Given request:
Exactly as written, please set down all of the entries again, with no pictures.

Input data:
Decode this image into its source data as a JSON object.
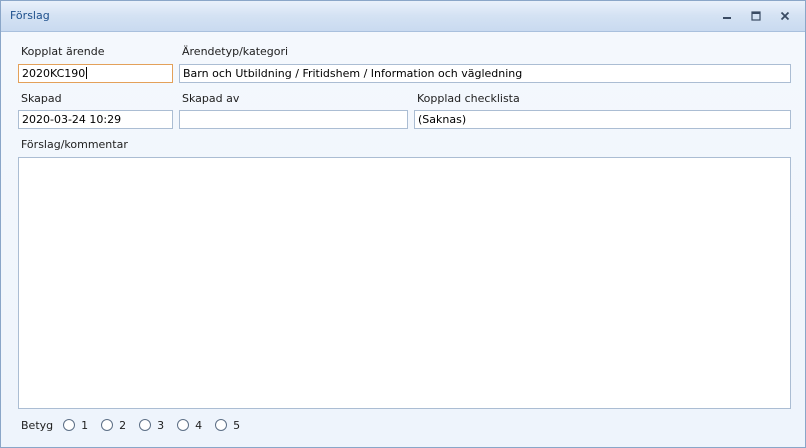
{
  "window": {
    "title": "Förslag"
  },
  "window_controls": [
    "minimize-icon",
    "maximize-icon",
    "close-icon"
  ],
  "form": {
    "case_label": "Kopplat ärende",
    "case_value": "2020KC190",
    "type_label": "Ärendetyp/kategori",
    "type_value": "Barn och Utbildning / Fritidshem / Information och vägledning",
    "created_label": "Skapad",
    "created_value": "2020-03-24 10:29",
    "created_by_label": "Skapad av",
    "created_by_value": "",
    "checklist_label": "Kopplad checklista",
    "checklist_value": "(Saknas)",
    "comment_label": "Förslag/kommentar",
    "comment_value": ""
  },
  "rating": {
    "label": "Betyg",
    "options": [
      "1",
      "2",
      "3",
      "4",
      "5"
    ],
    "selected": null
  }
}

Written solution:
Decode this image into its source data as a JSON object.
{
  "window": {
    "title": "Förslag"
  },
  "window_controls": [
    "minimize-icon",
    "maximize-icon",
    "close-icon"
  ],
  "form": {
    "case_label": "Kopplat ärende",
    "case_value": "2020KC190",
    "type_label": "Ärendetyp/kategori",
    "type_value": "Barn och Utbildning / Fritidshem / Information och vägledning",
    "created_label": "Skapad",
    "created_value": "2020-03-24 10:29",
    "created_by_label": "Skapad av",
    "created_by_value": "",
    "checklist_label": "Kopplad checklista",
    "checklist_value": "(Saknas)",
    "comment_label": "Förslag/kommentar",
    "comment_value": ""
  },
  "rating": {
    "label": "Betyg",
    "options": [
      "1",
      "2",
      "3",
      "4",
      "5"
    ],
    "selected": null
  }
}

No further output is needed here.